Task
From the listing below, pull out the lines that hold "Head".

Task material

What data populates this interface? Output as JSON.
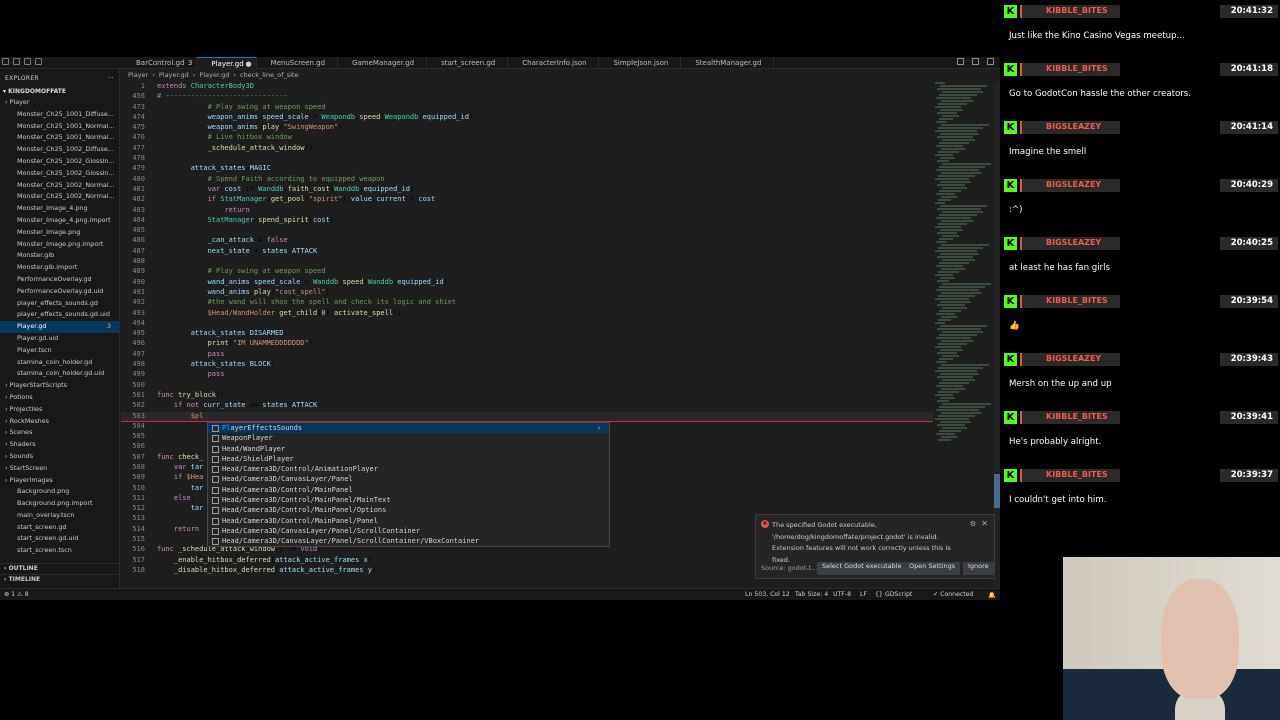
{
  "editor": {
    "tabs": [
      {
        "label": "BarControl.gd",
        "dirty": "3",
        "active": false
      },
      {
        "label": "Player.gd",
        "dirty": "●",
        "active": true
      },
      {
        "label": "MenuScreen.gd",
        "dirty": "",
        "active": false
      },
      {
        "label": "GameManager.gd",
        "dirty": "",
        "active": false
      },
      {
        "label": "start_screen.gd",
        "dirty": "",
        "active": false
      },
      {
        "label": "CharacterInfo.json",
        "dirty": "",
        "active": false
      },
      {
        "label": "SimpleJson.json",
        "dirty": "",
        "active": false
      },
      {
        "label": "StealthManager.gd",
        "dirty": "",
        "active": false
      }
    ],
    "breadcrumb": [
      "Player",
      "›",
      "Player.gd",
      "›",
      "Player.gd",
      "›",
      "check_line_of_site"
    ],
    "sidebar": {
      "title": "EXPLORER",
      "project": "KINGDOMOFFATE",
      "items": [
        {
          "label": "Player",
          "folder": true
        },
        {
          "label": "Monster_Ch25_1001_Diffuse..."
        },
        {
          "label": "Monster_Ch25_1001_Normal..."
        },
        {
          "label": "Monster_Ch25_1001_Normal..."
        },
        {
          "label": "Monster_Ch25_1002_Diffuse..."
        },
        {
          "label": "Monster_Ch25_1002_Glossin..."
        },
        {
          "label": "Monster_Ch25_1002_Glossin..."
        },
        {
          "label": "Monster_Ch25_1002_Normal..."
        },
        {
          "label": "Monster_Ch25_1002_Normal..."
        },
        {
          "label": "Monster_Image_4.png"
        },
        {
          "label": "Monster_Image_4.png.import"
        },
        {
          "label": "Monster_Image.png"
        },
        {
          "label": "Monster_Image.png.import"
        },
        {
          "label": "Monster.glb"
        },
        {
          "label": "Monster.glb.import"
        },
        {
          "label": "PerformanceOverlay.gd"
        },
        {
          "label": "PerformanceOverlay.gd.uid"
        },
        {
          "label": "player_effects_sounds.gd"
        },
        {
          "label": "player_effects_sounds.gd.uid"
        },
        {
          "label": "Player.gd",
          "selected": true,
          "badge": "3"
        },
        {
          "label": "Player.gd.uid"
        },
        {
          "label": "Player.tscn"
        },
        {
          "label": "stamina_coin_holder.gd"
        },
        {
          "label": "stamina_coin_holder.gd.uid"
        },
        {
          "label": "PlayerStartScripts",
          "folder": true
        },
        {
          "label": "Potions",
          "folder": true
        },
        {
          "label": "Projectiles",
          "folder": true
        },
        {
          "label": "RockMeshes",
          "folder": true
        },
        {
          "label": "Scenes",
          "folder": true
        },
        {
          "label": "Shaders",
          "folder": true
        },
        {
          "label": "Sounds",
          "folder": true
        },
        {
          "label": "StartScreen",
          "folder": true
        },
        {
          "label": "PlayerImages",
          "folder": true
        },
        {
          "label": "Background.png"
        },
        {
          "label": "Background.png.import"
        },
        {
          "label": "main_overlay.tscn"
        },
        {
          "label": "start_screen.gd"
        },
        {
          "label": "start_screen.gd.uid"
        },
        {
          "label": "start_screen.tscn"
        }
      ],
      "outline": "OUTLINE",
      "timeline": "TIMELINE"
    },
    "code_lines": [
      {
        "n": "1",
        "html": "<span class='k'>extends</span> <span class='ty'>CharacterBody3D</span>"
      },
      {
        "n": "456",
        "html": "<span class='c'># -----------------------------</span>"
      },
      {
        "n": "473",
        "html": "            <span class='c'># Play swing at weapon speed</span>"
      },
      {
        "n": "474",
        "html": "            <span class='v'>weapon_anims</span>.<span class='v'>speed_scale</span> = <span class='ty'>Weapondb</span>.<span class='f'>speed</span>(<span class='ty'>Weapondb</span>.<span class='v'>equipped_id</span>)"
      },
      {
        "n": "475",
        "html": "            <span class='v'>weapon_anims</span>.<span class='f'>play</span>(<span class='s'>\"SwingWeapon\"</span>)"
      },
      {
        "n": "476",
        "html": "            <span class='c'># Live hitbox window</span>"
      },
      {
        "n": "477",
        "html": "            <span class='f'>_schedule_attack_window</span>()"
      },
      {
        "n": "478",
        "html": ""
      },
      {
        "n": "479",
        "html": "        <span class='v'>attack_states</span>.<span class='v'>MAGIC</span>:"
      },
      {
        "n": "480",
        "html": "            <span class='c'># Spend Faith according to equipped weapon</span>"
      },
      {
        "n": "481",
        "html": "            <span class='k'>var</span> <span class='v'>cost</span> := <span class='ty'>Wanddb</span>.<span class='f'>faith_cost</span>(<span class='ty'>Wanddb</span>.<span class='v'>equipped_id</span>)"
      },
      {
        "n": "482",
        "html": "            <span class='k'>if</span> <span class='ty'>StatManager</span>.<span class='f'>get_pool</span>(<span class='s'>\"spirit\"</span>).<span class='v'>value</span>.<span class='v'>current</span> &lt; <span class='v'>cost</span>:"
      },
      {
        "n": "483",
        "html": "                <span class='k'>return</span>"
      },
      {
        "n": "484",
        "html": "            <span class='ty'>StatManager</span>.<span class='f'>spend_spirit</span>(<span class='v'>cost</span>)"
      },
      {
        "n": "485",
        "html": ""
      },
      {
        "n": "486",
        "html": "            <span class='v'>_can_attack</span> = <span class='k'>false</span>"
      },
      {
        "n": "487",
        "html": "            <span class='v'>next_state</span> = <span class='v'>states</span>.<span class='v'>ATTACK</span>"
      },
      {
        "n": "488",
        "html": ""
      },
      {
        "n": "489",
        "html": "            <span class='c'># Play swing at weapon speed</span>"
      },
      {
        "n": "490",
        "html": "            <span class='v'>wand_anims</span>.<span class='v'>speed_scale</span> = <span class='ty'>Wanddb</span>.<span class='f'>speed</span>(<span class='ty'>Wanddb</span>.<span class='v'>equipped_id</span>)"
      },
      {
        "n": "491",
        "html": "            <span class='v'>wand_anims</span>.<span class='f'>play</span>(<span class='s'>\"cast_spell\"</span>)"
      },
      {
        "n": "492",
        "html": "            <span class='c'>#the wand will shoo the spell and check its logic and shiet</span>"
      },
      {
        "n": "493",
        "html": "            <span class='s'>$Head/WandHolder</span>.<span class='f'>get_child</span>(<span class='n'>0</span>).<span class='f'>activate_spell</span>()"
      },
      {
        "n": "494",
        "html": ""
      },
      {
        "n": "495",
        "html": "        <span class='v'>attack_states</span>.<span class='v'>DISARMED</span>:"
      },
      {
        "n": "496",
        "html": "            <span class='f'>print</span>(<span class='s'>\"IM UNAMMEDDDDDDD\"</span>)"
      },
      {
        "n": "497",
        "html": "            <span class='k'>pass</span>"
      },
      {
        "n": "498",
        "html": "        <span class='v'>attack_states</span>.<span class='v'>BLOCK</span>:"
      },
      {
        "n": "499",
        "html": "            <span class='k'>pass</span>"
      },
      {
        "n": "500",
        "html": ""
      },
      {
        "n": "501",
        "html": "<span class='k'>func</span> <span class='f'>try_block</span>():"
      },
      {
        "n": "502",
        "html": "    <span class='k'>if not</span> <span class='v'>curr_state</span> == <span class='v'>states</span>.<span class='v'>ATTACK</span>:"
      },
      {
        "n": "503",
        "html": "        <span class='s'>$pl</span>",
        "cur": true
      },
      {
        "n": "504",
        "html": ""
      },
      {
        "n": "505",
        "html": ""
      },
      {
        "n": "506",
        "html": ""
      },
      {
        "n": "507",
        "html": "<span class='k'>func</span> <span class='f'>check_</span>"
      },
      {
        "n": "508",
        "html": "    <span class='k'>var</span> <span class='v'>tar</span>"
      },
      {
        "n": "509",
        "html": "    <span class='k'>if</span> <span class='s'>$Hea</span>"
      },
      {
        "n": "510",
        "html": "        <span class='v'>tar</span>"
      },
      {
        "n": "511",
        "html": "    <span class='k'>else</span>:"
      },
      {
        "n": "512",
        "html": "        <span class='v'>tar</span>                                                                                  <span class='v'>position</span>"
      },
      {
        "n": "513",
        "html": ""
      },
      {
        "n": "514",
        "html": "    <span class='k'>return</span>"
      },
      {
        "n": "515",
        "html": ""
      },
      {
        "n": "516",
        "html": "<span class='k'>func</span> <span class='f'>_schedule_attack_window</span>() -&gt; <span class='k'>void</span>:"
      },
      {
        "n": "517",
        "html": "    <span class='f'>_enable_hitbox_deferred</span>(<span class='v'>attack_active_frames</span>.<span class='v'>x</span>)"
      },
      {
        "n": "518",
        "html": "    <span class='f'>_disable_hitbox_deferred</span>(<span class='v'>attack_active_frames</span>.<span class='v'>y</span>)"
      }
    ],
    "suggestions": [
      {
        "pre": "Pl",
        "rest": "ayerEffectsSounds"
      },
      {
        "pre": "",
        "rest": "WeaponPlayer"
      },
      {
        "pre": "",
        "rest": "Head/WandPlayer"
      },
      {
        "pre": "",
        "rest": "Head/ShieldPlayer"
      },
      {
        "pre": "",
        "rest": "Head/Camera3D/Control/AnimationPlayer"
      },
      {
        "pre": "",
        "rest": "Head/Camera3D/CanvasLayer/Panel"
      },
      {
        "pre": "",
        "rest": "Head/Camera3D/Control/MainPanel"
      },
      {
        "pre": "",
        "rest": "Head/Camera3D/Control/MainPanel/MainText"
      },
      {
        "pre": "",
        "rest": "Head/Camera3D/Control/MainPanel/Options"
      },
      {
        "pre": "",
        "rest": "Head/Camera3D/Control/MainPanel/Panel"
      },
      {
        "pre": "",
        "rest": "Head/Camera3D/CanvasLayer/Panel/ScrollContainer"
      },
      {
        "pre": "",
        "rest": "Head/Camera3D/CanvasLayer/Panel/ScrollContainer/VBoxContainer"
      }
    ],
    "notification": {
      "message_line1": "The specified Godot executable,",
      "message_line2": "'/home/dog/kingdomoffate/project.godot' is invalid.",
      "message_line3": "Extension features will not work correctly unless this is fixed.",
      "source": "Source: godot-t...",
      "btn_select": "Select Godot executable",
      "btn_settings": "Open Settings",
      "btn_ignore": "Ignore"
    },
    "status": {
      "problems": "⊗ 1 ⚠ 8",
      "position": "Ln 503, Col 12",
      "tab_size": "Tab Size: 4",
      "encoding": "UTF-8",
      "eol": "LF",
      "language": "{} GDScript",
      "connection": "✓ Connected"
    }
  },
  "chat": {
    "messages": [
      {
        "user": "KIBBLE_BITES",
        "time": "20:41:32",
        "text": "Just like the Kino Casino Vegas meetup..."
      },
      {
        "user": "KIBBLE_BITES",
        "time": "20:41:18",
        "text": "Go to GodotCon hassle the other creators."
      },
      {
        "user": "BIGSLEAZEY",
        "time": "20:41:14",
        "text": "Imagine the smell"
      },
      {
        "user": "BIGSLEAZEY",
        "time": "20:40:29",
        "text": ":^)"
      },
      {
        "user": "BIGSLEAZEY",
        "time": "20:40:25",
        "text": "at least he has fan girls"
      },
      {
        "user": "KIBBLE_BITES",
        "time": "20:39:54",
        "text": "👍"
      },
      {
        "user": "BIGSLEAZEY",
        "time": "20:39:43",
        "text": "Mersh on the up and up"
      },
      {
        "user": "KIBBLE_BITES",
        "time": "20:39:41",
        "text": "He's probably alright."
      },
      {
        "user": "KIBBLE_BITES",
        "time": "20:39:37",
        "text": "I couldn't get into him."
      }
    ]
  },
  "icons": {
    "kick": "kick-logo-icon"
  }
}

Problem solution
        "html": "            <span class='s'>$Head/WandHolder</span>.<span class='f'>get_child</span>(<span class='n'>0</span>).<span class='f'>activate_spell</span>()"
        "rest": "Head/WandPlayer"
        "rest": "Head/ShieldPlayer"
        "rest": "Head/Camera3D/Control/AnimationPlayer"
        "rest": "Head/Camera3D/CanvasLayer/Panel"
        "rest": "Head/Camera3D/Control/MainPanel"
        "rest": "Head/Camera3D/Control/MainPanel/MainText"
        "rest": "Head/Camera3D/Control/MainPanel/Options"
        "rest": "Head/Camera3D/Control/MainPanel/Panel"
        "rest": "Head/Camera3D/CanvasLayer/Panel/ScrollContainer"
        "rest": "Head/Camera3D/CanvasLayer/Panel/ScrollContainer/VBoxContainer"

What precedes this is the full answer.